TASK DETAILS: Pick out each line containing the string "Services".

LISTED ENTRIES:
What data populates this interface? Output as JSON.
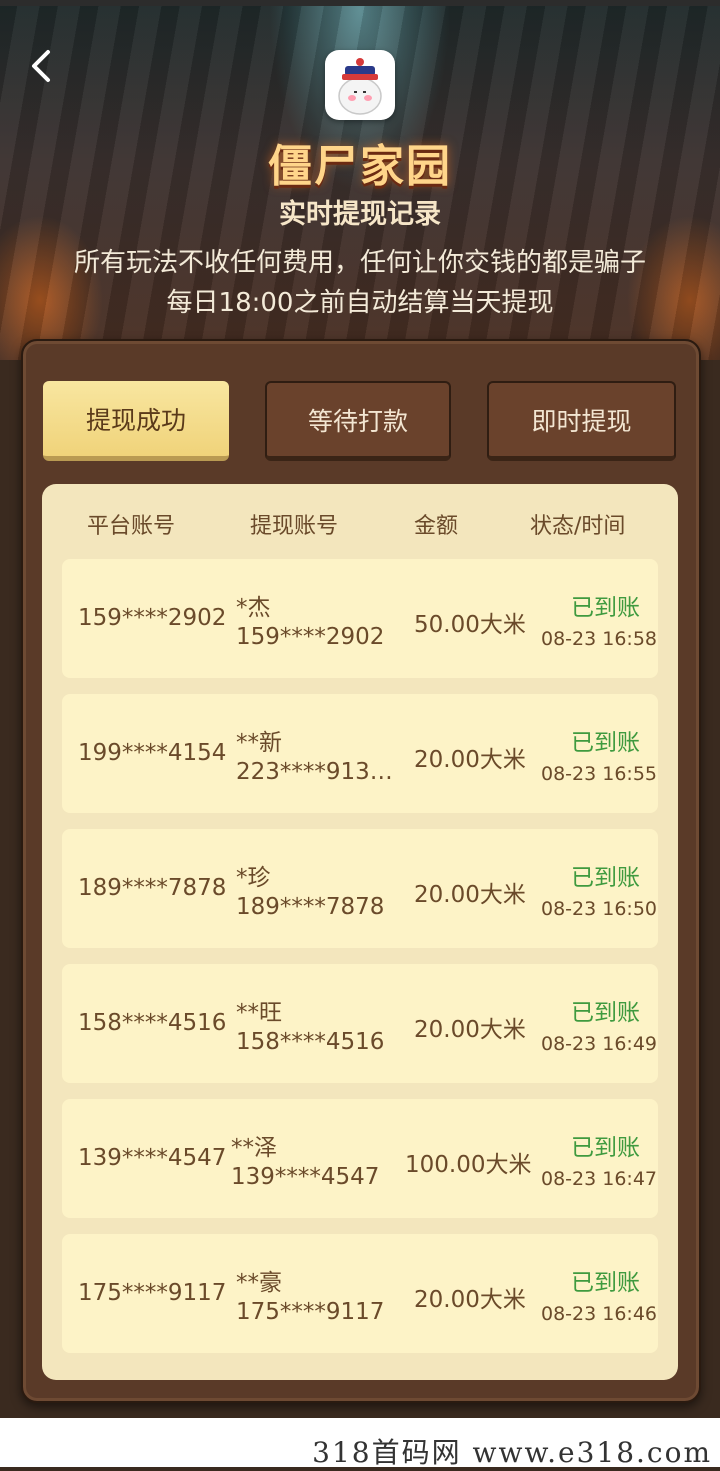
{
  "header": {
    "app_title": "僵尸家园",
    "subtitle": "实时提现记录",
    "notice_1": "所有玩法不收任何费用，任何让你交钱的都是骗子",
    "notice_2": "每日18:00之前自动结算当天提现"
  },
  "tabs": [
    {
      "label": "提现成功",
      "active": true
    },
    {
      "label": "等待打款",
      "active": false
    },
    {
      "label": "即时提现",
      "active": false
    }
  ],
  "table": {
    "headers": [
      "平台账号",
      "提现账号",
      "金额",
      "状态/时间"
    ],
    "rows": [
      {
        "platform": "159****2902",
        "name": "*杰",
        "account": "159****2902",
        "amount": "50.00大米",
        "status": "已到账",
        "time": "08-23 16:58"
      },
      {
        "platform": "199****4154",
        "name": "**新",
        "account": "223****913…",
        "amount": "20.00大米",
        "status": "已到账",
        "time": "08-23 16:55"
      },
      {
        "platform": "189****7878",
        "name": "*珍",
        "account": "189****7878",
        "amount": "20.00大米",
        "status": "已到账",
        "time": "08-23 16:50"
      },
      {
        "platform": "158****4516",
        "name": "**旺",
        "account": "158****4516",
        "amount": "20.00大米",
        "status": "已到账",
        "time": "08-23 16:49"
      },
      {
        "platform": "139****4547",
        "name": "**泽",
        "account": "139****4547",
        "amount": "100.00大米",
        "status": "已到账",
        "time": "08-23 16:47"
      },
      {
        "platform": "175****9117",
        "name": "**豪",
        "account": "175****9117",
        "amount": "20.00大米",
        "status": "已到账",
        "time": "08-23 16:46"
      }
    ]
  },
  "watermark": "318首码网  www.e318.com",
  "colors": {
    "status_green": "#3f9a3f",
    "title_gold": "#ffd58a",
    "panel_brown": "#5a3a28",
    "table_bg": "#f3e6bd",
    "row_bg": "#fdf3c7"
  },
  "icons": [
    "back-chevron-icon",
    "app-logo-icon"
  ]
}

==

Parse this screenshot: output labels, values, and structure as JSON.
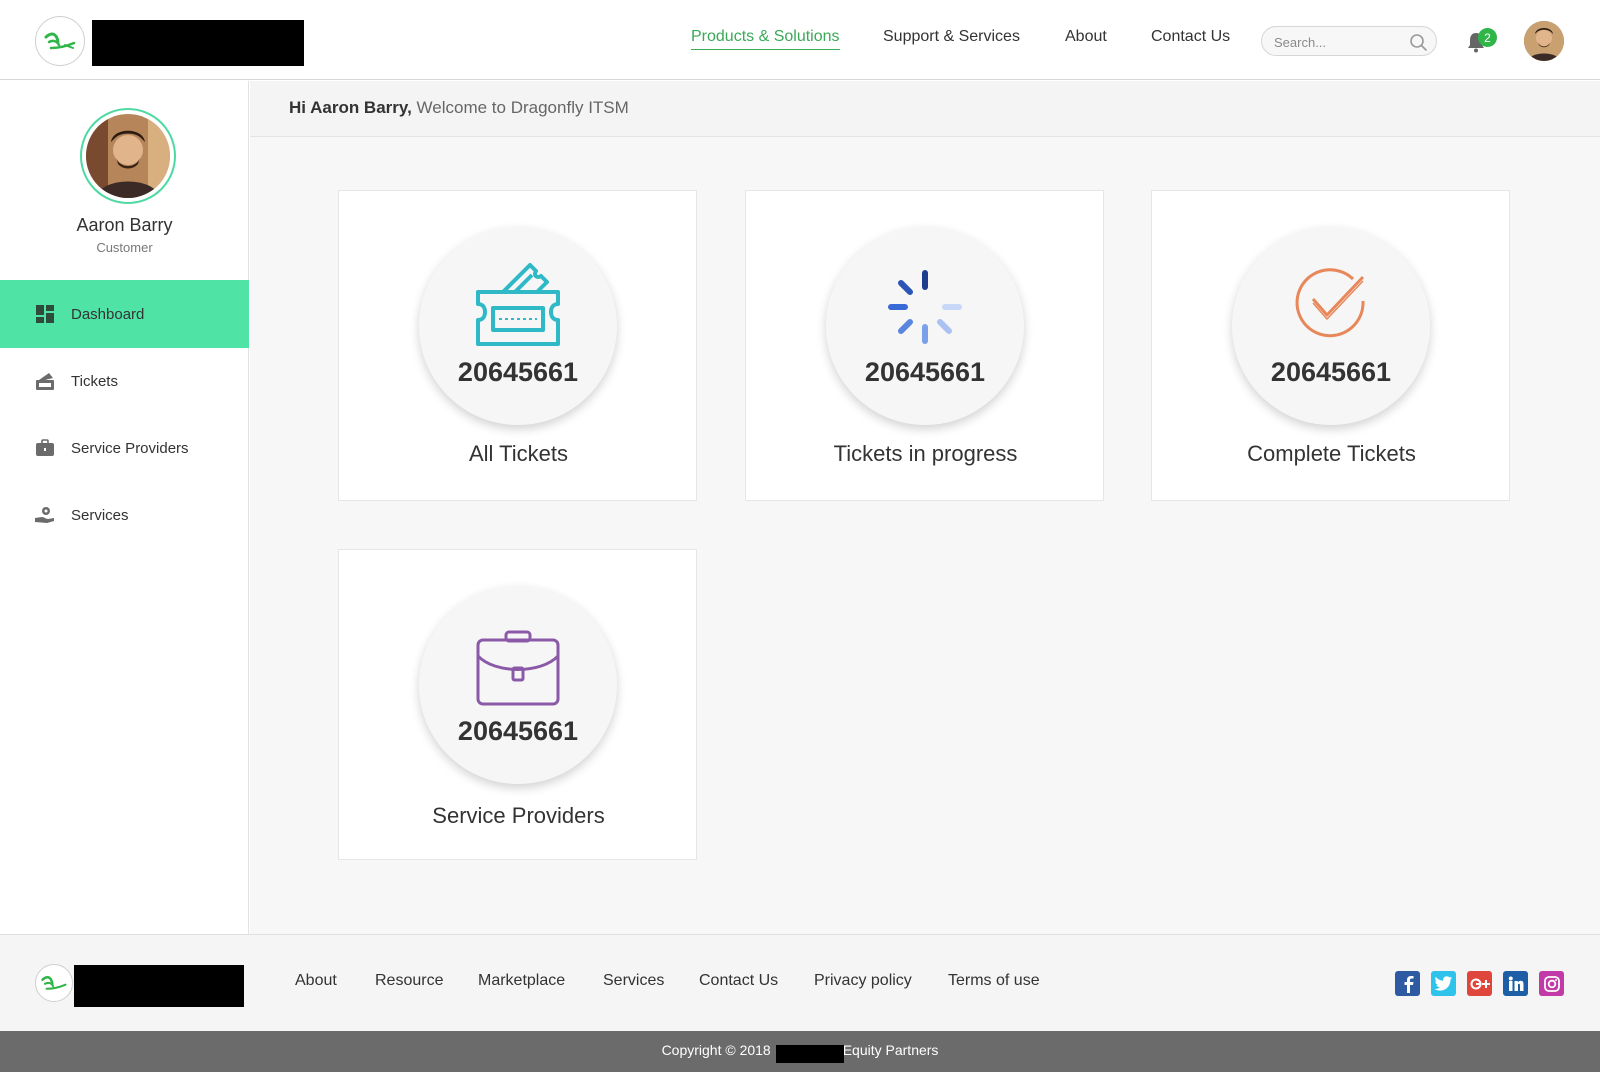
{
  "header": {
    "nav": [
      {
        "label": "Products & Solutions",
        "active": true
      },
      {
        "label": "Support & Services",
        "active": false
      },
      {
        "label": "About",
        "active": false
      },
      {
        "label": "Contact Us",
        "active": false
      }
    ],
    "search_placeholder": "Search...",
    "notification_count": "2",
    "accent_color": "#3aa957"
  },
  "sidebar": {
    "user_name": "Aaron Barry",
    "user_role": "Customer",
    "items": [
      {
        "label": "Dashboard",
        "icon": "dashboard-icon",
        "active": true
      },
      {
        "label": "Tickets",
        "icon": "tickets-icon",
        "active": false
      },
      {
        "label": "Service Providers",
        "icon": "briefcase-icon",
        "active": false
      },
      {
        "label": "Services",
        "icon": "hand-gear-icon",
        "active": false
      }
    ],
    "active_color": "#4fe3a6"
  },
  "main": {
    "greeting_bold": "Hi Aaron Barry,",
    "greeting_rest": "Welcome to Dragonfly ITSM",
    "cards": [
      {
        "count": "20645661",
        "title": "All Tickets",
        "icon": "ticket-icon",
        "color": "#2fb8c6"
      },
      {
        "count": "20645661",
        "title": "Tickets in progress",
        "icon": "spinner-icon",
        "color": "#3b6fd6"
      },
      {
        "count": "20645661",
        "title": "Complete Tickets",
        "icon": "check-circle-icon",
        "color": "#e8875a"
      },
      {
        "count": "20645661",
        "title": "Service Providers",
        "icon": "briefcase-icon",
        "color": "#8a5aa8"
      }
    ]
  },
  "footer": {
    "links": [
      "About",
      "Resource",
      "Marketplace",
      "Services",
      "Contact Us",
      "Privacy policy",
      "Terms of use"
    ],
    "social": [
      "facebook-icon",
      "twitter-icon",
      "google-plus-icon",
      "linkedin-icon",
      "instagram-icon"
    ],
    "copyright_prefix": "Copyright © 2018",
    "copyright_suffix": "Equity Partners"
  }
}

WRITTEN ANSWER:
        "label": "Support & Services",
        "label": "Services",
      "Services",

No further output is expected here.